WRITTEN TASK
Tally the lines that include the word "spectrum" and reply with nothing but the total.

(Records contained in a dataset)
━━━━━━━━━━
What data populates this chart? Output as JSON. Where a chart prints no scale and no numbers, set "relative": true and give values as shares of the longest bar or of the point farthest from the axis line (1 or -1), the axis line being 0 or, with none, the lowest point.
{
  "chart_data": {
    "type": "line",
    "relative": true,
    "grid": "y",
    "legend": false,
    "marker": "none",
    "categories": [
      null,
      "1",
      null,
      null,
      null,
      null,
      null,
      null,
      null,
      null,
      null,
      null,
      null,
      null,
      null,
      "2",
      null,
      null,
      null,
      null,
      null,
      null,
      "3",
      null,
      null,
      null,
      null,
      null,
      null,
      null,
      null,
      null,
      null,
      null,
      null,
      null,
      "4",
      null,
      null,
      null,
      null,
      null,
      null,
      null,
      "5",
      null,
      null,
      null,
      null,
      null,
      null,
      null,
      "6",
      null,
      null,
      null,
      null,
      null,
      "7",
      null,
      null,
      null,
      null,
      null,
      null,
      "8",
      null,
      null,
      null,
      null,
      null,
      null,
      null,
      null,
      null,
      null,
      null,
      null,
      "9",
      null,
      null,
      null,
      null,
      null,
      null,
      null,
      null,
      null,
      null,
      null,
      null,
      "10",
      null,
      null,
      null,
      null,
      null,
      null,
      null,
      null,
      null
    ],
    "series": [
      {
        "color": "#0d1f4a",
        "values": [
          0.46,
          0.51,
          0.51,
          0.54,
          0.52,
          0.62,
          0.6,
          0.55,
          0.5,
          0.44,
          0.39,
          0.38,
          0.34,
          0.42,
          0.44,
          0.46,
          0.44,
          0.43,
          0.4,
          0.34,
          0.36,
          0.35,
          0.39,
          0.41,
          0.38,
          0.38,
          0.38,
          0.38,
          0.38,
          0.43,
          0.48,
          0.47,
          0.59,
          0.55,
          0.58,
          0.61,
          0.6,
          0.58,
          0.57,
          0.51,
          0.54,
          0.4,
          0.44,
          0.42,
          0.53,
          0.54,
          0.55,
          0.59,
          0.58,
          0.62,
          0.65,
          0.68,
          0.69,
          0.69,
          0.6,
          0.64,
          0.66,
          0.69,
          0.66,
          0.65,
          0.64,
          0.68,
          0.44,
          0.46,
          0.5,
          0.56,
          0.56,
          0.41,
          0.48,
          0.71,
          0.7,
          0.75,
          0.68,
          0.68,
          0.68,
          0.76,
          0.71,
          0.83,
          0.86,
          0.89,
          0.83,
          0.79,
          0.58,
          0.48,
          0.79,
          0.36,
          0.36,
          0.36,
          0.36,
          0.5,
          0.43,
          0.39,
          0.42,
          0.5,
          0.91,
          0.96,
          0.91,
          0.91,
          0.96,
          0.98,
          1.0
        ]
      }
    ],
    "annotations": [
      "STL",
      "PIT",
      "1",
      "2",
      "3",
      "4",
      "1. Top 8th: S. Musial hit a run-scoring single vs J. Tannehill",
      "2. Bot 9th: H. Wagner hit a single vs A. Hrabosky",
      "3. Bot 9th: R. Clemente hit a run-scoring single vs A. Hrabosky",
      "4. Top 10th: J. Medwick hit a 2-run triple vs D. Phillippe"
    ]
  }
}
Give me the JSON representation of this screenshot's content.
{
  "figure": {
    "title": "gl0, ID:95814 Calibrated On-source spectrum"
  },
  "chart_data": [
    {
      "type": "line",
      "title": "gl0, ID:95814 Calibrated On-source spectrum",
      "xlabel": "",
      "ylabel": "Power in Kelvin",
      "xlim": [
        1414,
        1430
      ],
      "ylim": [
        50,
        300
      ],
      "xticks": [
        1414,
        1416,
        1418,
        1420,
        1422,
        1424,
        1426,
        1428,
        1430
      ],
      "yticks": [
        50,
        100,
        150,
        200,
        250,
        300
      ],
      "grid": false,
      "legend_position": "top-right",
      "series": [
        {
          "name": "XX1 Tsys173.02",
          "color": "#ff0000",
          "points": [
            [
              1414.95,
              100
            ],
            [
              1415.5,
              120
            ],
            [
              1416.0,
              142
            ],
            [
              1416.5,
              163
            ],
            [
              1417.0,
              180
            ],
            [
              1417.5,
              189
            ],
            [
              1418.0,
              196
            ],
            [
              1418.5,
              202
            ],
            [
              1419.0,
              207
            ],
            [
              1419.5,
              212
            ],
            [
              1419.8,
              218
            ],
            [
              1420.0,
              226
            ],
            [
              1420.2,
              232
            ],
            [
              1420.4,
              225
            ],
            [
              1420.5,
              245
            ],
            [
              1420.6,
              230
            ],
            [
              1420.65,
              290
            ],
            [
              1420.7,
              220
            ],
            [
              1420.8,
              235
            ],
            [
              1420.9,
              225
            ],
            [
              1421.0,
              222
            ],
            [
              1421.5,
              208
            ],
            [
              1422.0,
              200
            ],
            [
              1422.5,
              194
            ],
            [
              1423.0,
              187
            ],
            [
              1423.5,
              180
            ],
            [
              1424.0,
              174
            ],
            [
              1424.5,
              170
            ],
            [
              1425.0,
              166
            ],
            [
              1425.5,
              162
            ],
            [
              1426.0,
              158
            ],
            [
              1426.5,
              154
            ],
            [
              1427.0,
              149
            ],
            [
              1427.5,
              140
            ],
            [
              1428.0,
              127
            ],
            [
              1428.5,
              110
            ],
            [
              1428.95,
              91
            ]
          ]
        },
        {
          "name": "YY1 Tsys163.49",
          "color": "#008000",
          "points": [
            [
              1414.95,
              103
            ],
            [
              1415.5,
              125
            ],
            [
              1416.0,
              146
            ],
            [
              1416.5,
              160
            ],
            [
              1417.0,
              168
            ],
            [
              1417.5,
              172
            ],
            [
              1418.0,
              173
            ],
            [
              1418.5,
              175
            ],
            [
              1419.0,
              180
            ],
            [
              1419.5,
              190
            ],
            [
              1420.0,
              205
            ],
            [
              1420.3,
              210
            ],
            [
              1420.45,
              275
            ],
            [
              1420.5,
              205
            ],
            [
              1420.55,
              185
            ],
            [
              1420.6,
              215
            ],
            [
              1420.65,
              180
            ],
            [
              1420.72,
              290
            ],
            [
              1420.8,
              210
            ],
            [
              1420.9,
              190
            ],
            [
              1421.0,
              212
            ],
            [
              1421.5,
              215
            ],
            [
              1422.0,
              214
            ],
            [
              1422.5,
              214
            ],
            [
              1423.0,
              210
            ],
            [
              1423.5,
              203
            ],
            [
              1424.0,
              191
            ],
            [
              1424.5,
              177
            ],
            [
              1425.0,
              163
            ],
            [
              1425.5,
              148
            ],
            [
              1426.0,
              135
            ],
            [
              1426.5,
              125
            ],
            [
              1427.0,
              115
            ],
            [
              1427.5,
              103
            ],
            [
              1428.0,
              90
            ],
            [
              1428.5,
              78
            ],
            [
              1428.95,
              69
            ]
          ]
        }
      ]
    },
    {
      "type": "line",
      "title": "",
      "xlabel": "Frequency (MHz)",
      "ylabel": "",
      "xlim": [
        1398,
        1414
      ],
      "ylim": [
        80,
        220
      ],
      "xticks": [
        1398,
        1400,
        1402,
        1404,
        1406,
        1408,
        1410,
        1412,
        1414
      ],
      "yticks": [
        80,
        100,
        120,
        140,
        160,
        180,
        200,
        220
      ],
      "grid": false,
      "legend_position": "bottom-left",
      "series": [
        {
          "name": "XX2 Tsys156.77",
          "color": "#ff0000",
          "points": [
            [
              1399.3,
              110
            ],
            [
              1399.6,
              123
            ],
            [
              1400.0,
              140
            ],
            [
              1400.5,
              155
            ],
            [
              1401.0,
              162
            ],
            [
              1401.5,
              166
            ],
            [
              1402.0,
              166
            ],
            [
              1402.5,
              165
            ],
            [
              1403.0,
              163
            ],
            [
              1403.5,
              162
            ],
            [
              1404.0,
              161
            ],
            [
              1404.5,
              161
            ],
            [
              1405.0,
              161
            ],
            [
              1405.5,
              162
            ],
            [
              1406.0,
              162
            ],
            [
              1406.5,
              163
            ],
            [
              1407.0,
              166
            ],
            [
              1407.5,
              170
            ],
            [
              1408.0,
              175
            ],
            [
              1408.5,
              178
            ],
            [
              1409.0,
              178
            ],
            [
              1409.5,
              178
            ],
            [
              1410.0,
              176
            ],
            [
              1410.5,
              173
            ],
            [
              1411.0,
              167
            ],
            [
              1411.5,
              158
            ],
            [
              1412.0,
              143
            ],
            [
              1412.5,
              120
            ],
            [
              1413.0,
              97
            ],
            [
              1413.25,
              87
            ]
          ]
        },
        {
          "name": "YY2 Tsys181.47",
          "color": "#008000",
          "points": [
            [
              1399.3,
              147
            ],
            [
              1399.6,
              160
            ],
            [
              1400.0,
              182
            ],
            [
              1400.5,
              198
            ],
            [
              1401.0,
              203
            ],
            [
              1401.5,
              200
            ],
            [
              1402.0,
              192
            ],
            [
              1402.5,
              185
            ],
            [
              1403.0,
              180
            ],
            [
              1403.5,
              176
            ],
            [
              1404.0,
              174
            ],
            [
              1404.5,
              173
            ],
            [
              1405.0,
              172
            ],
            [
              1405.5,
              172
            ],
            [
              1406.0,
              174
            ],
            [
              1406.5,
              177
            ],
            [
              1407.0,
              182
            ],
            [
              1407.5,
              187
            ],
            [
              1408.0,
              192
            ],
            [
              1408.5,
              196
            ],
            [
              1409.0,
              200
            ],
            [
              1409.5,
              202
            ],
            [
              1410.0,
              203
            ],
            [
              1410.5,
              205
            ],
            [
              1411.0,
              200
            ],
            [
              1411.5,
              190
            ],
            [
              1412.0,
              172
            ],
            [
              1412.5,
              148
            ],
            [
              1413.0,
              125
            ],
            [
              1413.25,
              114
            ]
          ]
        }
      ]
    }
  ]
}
━━━━━━━━━━
WORKED SOLUTION
2